WHAT IS EXPECTED >> Below is a set of records. Repeat all of them exactly.

EXERCISE MATERIAL >>
--

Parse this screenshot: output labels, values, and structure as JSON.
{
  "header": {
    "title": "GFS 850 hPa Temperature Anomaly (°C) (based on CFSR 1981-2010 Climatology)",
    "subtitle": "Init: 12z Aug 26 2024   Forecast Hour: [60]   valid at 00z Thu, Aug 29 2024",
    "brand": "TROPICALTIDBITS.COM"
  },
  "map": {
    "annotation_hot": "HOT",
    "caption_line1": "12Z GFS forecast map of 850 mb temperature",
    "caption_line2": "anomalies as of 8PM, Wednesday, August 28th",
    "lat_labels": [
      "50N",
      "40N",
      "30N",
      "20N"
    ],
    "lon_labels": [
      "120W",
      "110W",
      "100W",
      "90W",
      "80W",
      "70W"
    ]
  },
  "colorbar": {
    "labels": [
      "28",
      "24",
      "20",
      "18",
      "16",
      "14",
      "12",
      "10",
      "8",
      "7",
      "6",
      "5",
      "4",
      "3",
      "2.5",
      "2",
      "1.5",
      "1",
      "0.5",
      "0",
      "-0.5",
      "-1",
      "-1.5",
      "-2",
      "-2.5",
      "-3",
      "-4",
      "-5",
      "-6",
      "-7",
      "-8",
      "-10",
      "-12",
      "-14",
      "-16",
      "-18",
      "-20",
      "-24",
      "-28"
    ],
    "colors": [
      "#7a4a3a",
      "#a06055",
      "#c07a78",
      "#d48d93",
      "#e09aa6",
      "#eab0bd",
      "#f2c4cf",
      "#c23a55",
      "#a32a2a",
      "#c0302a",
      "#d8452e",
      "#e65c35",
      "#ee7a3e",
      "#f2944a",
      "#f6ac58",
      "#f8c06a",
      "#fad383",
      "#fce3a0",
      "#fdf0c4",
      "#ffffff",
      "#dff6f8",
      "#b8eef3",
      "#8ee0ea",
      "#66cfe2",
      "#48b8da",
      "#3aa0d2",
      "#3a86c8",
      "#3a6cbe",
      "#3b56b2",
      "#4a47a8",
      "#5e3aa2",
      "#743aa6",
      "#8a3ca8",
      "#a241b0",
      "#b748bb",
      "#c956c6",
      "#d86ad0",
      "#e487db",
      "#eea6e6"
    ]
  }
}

--

TASK RESULT >>
Parse this screenshot: output labels, values, and structure as JSON.
{
  "header": {
    "title": "GFS 850 hPa Temperature Anomaly (°C) (based on CFSR 1981-2010 Climatology)",
    "subtitle": "Init: 12z Aug 26 2024   Forecast Hour: [60]   valid at 00z Thu, Aug 29 2024",
    "brand": "TROPICALTIDBITS.COM"
  },
  "map": {
    "annotation_hot": "HOT",
    "caption_line1": "12Z GFS forecast map of 850 mb temperature",
    "caption_line2": "anomalies as of 8PM, Wednesday, August 28th",
    "lat_labels": [
      "50N",
      "40N",
      "30N",
      "20N"
    ],
    "lon_labels": [
      "120W",
      "110W",
      "100W",
      "90W",
      "80W",
      "70W"
    ]
  },
  "colorbar": {
    "labels": [
      "28",
      "24",
      "20",
      "18",
      "16",
      "14",
      "12",
      "10",
      "8",
      "7",
      "6",
      "5",
      "4",
      "3",
      "2.5",
      "2",
      "1.5",
      "1",
      "0.5",
      "0",
      "-0.5",
      "-1",
      "-1.5",
      "-2",
      "-2.5",
      "-3",
      "-4",
      "-5",
      "-6",
      "-7",
      "-8",
      "-10",
      "-12",
      "-14",
      "-16",
      "-18",
      "-20",
      "-24",
      "-28"
    ],
    "colors": [
      "#7a4a3a",
      "#a06055",
      "#c07a78",
      "#d48d93",
      "#e09aa6",
      "#eab0bd",
      "#f2c4cf",
      "#c23a55",
      "#a32a2a",
      "#c0302a",
      "#d8452e",
      "#e65c35",
      "#ee7a3e",
      "#f2944a",
      "#f6ac58",
      "#f8c06a",
      "#fad383",
      "#fce3a0",
      "#fdf0c4",
      "#ffffff",
      "#dff6f8",
      "#b8eef3",
      "#8ee0ea",
      "#66cfe2",
      "#48b8da",
      "#3aa0d2",
      "#3a86c8",
      "#3a6cbe",
      "#3b56b2",
      "#4a47a8",
      "#5e3aa2",
      "#743aa6",
      "#8a3ca8",
      "#a241b0",
      "#b748bb",
      "#c956c6",
      "#d86ad0",
      "#e487db",
      "#eea6e6"
    ]
  }
}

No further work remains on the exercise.